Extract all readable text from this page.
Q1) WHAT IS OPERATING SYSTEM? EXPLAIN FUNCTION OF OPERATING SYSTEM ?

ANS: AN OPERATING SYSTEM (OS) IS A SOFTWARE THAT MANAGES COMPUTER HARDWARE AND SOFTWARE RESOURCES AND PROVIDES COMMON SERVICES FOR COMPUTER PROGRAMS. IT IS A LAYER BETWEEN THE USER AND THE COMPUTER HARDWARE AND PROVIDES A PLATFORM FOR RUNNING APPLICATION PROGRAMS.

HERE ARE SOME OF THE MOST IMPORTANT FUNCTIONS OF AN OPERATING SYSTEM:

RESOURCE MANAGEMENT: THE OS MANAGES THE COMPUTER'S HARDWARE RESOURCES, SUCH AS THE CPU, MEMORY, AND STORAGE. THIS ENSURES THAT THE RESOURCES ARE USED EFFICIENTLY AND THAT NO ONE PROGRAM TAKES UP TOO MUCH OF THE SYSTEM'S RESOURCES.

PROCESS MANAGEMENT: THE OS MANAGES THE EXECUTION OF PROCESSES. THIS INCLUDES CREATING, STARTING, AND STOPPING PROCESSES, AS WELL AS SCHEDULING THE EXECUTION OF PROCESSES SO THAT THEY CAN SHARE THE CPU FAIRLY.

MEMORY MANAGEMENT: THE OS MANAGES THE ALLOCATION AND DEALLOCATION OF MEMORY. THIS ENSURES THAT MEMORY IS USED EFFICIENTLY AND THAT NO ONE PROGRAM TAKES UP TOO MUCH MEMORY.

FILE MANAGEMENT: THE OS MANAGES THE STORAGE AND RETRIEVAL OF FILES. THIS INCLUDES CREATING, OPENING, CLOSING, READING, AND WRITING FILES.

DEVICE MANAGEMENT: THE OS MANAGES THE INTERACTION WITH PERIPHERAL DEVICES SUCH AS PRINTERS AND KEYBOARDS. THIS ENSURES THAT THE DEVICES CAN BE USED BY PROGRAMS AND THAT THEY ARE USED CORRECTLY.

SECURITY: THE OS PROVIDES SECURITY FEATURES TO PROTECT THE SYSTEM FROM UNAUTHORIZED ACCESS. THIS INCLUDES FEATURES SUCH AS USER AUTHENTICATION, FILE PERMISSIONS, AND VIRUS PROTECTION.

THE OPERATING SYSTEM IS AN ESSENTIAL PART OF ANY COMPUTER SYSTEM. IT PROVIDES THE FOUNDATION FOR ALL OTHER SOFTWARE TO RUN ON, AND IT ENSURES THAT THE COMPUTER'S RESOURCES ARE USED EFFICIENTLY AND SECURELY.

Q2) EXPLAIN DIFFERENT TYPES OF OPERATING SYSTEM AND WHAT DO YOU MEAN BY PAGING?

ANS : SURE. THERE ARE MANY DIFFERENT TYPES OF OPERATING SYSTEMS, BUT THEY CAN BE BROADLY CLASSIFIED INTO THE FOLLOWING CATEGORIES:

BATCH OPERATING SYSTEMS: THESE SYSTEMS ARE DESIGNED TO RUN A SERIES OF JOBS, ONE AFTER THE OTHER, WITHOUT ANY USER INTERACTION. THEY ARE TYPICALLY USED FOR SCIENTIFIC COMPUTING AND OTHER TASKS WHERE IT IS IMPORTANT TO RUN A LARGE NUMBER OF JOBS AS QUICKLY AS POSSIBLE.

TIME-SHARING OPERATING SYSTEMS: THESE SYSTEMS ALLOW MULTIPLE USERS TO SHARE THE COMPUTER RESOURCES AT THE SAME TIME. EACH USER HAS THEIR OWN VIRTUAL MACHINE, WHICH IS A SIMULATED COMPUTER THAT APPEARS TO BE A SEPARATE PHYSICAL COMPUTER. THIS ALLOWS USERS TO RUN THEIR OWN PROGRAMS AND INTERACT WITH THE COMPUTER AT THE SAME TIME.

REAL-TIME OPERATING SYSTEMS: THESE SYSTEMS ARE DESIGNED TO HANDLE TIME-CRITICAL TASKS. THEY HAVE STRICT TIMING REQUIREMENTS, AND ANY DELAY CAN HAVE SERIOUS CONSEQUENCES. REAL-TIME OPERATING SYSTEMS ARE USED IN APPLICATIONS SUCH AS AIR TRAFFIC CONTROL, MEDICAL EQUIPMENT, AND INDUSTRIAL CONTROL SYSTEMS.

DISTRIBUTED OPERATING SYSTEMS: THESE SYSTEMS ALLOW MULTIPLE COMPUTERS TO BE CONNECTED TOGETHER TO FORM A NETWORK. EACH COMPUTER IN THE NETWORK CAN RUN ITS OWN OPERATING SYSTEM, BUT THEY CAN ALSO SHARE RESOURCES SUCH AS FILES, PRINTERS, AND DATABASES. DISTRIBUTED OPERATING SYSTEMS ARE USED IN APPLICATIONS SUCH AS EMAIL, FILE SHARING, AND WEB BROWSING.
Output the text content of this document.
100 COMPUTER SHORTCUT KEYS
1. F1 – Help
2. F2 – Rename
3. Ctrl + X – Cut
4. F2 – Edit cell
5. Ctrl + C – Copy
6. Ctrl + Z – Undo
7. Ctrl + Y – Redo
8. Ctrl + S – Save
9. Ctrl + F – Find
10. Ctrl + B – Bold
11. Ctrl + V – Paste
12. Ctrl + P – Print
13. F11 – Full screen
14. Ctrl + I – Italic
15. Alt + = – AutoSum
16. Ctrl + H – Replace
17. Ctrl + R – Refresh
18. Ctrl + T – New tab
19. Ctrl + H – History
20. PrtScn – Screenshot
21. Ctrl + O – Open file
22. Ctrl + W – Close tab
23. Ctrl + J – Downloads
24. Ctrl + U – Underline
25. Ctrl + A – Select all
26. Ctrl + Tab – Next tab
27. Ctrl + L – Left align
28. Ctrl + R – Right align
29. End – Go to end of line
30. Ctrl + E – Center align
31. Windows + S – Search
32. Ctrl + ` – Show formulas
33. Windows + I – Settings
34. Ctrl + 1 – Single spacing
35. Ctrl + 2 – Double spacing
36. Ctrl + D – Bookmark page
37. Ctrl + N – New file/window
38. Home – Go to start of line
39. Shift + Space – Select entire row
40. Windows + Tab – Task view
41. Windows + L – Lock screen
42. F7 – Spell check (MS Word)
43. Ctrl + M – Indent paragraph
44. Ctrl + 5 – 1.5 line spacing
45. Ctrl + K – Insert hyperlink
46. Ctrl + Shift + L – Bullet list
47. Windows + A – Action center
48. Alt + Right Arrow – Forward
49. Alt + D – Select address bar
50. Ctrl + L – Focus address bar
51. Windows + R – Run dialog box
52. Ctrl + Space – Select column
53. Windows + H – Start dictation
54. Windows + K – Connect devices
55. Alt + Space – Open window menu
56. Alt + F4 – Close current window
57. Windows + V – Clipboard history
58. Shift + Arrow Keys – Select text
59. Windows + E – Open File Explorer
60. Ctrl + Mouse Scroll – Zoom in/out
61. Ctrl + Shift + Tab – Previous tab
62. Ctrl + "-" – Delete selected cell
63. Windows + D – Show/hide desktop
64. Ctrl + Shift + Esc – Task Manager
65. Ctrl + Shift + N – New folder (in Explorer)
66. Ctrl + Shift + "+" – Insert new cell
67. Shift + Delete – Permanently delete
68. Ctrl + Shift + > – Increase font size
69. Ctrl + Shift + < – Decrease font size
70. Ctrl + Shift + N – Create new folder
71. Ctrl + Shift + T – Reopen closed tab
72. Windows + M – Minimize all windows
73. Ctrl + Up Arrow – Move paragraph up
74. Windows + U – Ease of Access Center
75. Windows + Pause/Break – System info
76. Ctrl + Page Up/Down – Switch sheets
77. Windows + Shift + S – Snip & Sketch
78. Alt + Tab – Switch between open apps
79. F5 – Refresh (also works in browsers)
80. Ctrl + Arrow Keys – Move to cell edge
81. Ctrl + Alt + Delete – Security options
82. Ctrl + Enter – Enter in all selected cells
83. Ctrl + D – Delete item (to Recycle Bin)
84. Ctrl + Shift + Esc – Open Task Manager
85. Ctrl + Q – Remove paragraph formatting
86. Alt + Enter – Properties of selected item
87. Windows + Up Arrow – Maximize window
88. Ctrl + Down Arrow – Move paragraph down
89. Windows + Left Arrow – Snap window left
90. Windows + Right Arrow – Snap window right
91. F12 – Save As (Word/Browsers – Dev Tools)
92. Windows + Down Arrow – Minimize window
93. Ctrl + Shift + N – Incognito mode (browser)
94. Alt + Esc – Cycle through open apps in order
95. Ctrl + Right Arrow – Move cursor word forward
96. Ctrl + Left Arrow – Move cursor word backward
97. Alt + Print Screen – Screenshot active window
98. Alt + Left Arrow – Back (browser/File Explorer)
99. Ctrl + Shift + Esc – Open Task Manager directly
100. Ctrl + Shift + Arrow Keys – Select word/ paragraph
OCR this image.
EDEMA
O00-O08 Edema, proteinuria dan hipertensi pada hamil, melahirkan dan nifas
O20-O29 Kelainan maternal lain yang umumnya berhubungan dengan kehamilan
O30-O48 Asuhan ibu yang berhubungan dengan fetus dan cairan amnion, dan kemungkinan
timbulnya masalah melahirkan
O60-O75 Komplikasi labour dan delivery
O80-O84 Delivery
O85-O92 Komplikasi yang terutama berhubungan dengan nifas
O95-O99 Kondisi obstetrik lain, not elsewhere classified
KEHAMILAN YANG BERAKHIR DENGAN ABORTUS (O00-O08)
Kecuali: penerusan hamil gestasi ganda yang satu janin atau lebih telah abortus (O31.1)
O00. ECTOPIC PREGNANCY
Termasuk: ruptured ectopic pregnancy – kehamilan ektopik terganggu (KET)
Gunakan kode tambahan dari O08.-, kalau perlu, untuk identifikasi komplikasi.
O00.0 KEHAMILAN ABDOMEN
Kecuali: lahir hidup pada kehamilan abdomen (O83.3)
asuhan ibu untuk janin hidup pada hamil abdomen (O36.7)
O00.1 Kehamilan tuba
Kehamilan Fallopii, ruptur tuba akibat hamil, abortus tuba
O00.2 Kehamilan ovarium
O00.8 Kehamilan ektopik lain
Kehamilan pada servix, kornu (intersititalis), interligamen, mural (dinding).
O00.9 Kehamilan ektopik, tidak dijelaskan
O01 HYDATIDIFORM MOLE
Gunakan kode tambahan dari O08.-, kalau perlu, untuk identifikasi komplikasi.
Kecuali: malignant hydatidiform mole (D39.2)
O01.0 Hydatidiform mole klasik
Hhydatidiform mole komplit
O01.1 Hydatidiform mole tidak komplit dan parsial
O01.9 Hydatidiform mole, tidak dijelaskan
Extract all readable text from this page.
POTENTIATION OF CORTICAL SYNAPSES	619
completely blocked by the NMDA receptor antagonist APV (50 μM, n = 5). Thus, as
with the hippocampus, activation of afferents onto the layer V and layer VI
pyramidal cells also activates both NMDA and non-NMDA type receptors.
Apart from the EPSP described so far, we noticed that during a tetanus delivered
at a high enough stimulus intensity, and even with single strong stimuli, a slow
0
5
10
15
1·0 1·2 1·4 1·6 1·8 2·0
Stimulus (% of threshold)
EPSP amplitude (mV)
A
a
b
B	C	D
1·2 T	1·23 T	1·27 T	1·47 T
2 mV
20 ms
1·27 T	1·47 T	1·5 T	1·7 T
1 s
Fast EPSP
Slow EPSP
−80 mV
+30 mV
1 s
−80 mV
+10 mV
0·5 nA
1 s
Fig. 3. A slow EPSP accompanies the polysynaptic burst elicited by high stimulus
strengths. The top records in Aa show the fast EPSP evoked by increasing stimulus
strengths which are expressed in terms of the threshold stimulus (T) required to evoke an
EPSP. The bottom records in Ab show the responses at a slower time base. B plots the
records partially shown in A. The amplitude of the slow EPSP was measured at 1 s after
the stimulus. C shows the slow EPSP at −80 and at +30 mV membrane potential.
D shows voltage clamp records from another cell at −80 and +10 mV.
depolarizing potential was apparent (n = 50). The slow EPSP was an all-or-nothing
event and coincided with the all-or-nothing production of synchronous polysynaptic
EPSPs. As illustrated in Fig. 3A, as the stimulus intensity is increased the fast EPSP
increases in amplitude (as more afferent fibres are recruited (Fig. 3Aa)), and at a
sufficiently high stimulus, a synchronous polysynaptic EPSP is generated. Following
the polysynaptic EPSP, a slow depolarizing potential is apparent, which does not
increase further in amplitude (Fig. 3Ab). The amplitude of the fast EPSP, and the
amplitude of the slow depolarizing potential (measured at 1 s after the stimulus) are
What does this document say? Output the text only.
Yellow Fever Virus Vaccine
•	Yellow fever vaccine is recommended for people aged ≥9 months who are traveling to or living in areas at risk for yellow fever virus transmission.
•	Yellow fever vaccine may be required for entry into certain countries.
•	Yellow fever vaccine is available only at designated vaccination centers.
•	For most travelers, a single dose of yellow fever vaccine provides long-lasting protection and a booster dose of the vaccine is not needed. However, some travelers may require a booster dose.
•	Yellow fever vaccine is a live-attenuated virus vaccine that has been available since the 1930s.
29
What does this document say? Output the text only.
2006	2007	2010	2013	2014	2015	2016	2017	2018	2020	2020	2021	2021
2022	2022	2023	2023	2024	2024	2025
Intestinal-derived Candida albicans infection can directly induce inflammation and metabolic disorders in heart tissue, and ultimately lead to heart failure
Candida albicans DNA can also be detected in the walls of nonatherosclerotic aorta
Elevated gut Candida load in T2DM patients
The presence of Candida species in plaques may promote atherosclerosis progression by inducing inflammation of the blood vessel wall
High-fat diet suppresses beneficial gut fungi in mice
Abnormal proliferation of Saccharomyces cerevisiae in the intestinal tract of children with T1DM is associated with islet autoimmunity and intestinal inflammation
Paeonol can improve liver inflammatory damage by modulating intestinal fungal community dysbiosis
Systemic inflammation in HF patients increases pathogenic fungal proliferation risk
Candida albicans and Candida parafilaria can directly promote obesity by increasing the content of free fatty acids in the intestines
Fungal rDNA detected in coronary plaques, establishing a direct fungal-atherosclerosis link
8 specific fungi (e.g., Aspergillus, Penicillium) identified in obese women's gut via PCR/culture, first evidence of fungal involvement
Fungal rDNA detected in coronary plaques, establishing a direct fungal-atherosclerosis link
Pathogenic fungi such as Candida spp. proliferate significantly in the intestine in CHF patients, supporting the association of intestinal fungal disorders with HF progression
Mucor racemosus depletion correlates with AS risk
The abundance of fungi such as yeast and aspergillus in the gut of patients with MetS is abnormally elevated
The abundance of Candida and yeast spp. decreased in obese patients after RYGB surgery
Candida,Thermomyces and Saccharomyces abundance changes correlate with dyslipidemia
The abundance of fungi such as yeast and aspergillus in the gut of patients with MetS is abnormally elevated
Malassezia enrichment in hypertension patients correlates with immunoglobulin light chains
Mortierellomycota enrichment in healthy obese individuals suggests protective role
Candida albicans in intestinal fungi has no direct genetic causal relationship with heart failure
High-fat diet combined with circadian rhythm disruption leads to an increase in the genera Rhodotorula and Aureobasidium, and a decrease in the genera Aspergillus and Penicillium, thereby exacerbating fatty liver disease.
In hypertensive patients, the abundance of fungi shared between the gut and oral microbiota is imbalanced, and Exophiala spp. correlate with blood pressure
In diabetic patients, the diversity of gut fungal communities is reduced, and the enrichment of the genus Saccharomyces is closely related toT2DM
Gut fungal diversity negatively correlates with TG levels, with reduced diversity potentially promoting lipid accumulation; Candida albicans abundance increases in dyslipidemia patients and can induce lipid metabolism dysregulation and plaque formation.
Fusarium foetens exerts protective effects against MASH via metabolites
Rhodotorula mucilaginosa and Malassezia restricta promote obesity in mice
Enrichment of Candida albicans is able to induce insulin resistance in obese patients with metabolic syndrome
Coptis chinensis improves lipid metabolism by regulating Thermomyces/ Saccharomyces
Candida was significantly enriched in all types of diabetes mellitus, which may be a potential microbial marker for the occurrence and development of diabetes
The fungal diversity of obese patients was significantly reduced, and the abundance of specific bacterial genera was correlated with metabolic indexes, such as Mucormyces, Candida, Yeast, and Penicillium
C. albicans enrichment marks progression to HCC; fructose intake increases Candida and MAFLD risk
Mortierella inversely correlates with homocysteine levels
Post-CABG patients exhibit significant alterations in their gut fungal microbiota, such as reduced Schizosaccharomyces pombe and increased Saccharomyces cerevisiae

- REQUIRED ACTION
Give only the count of lines in the listing that contain the string "Snap".

- EXPECTED ANSWER
2